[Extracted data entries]
(begin)

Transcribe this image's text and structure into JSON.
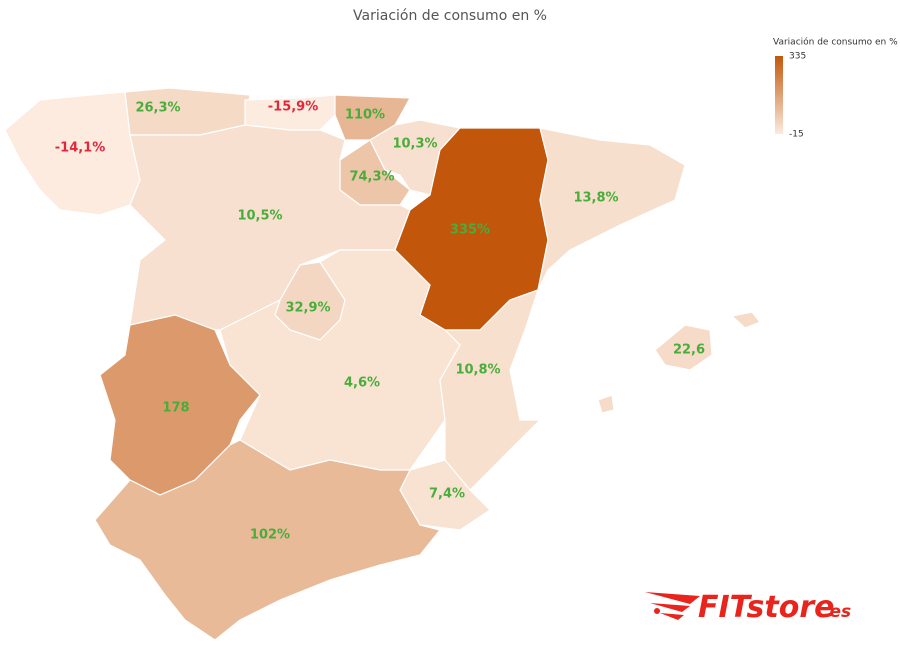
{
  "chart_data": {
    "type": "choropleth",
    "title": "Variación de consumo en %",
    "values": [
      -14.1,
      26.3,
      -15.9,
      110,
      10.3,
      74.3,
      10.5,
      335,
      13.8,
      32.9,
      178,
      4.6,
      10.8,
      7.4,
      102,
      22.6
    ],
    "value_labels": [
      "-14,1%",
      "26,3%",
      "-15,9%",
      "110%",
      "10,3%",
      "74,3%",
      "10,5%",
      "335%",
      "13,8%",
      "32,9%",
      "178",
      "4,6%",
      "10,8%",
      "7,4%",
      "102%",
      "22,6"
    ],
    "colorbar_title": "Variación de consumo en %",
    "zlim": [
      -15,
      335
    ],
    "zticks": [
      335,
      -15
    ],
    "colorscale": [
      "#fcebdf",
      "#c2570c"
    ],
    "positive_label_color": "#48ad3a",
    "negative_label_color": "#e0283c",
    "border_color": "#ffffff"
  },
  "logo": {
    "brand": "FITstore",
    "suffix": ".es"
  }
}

(end)

• [TASK PROMPT]:
Transcribe the full listing above exactly, with the images removed.

• [THE RESPONSE]:
Transcribe this image's text and structure into JSON.
{
  "chart_data": {
    "type": "choropleth",
    "title": "Variación de consumo en %",
    "values": [
      -14.1,
      26.3,
      -15.9,
      110,
      10.3,
      74.3,
      10.5,
      335,
      13.8,
      32.9,
      178,
      4.6,
      10.8,
      7.4,
      102,
      22.6
    ],
    "value_labels": [
      "-14,1%",
      "26,3%",
      "-15,9%",
      "110%",
      "10,3%",
      "74,3%",
      "10,5%",
      "335%",
      "13,8%",
      "32,9%",
      "178",
      "4,6%",
      "10,8%",
      "7,4%",
      "102%",
      "22,6"
    ],
    "colorbar_title": "Variación de consumo en %",
    "zlim": [
      -15,
      335
    ],
    "zticks": [
      335,
      -15
    ],
    "colorscale": [
      "#fcebdf",
      "#c2570c"
    ],
    "positive_label_color": "#48ad3a",
    "negative_label_color": "#e0283c",
    "border_color": "#ffffff"
  },
  "logo": {
    "brand": "FITstore",
    "suffix": ".es"
  }
}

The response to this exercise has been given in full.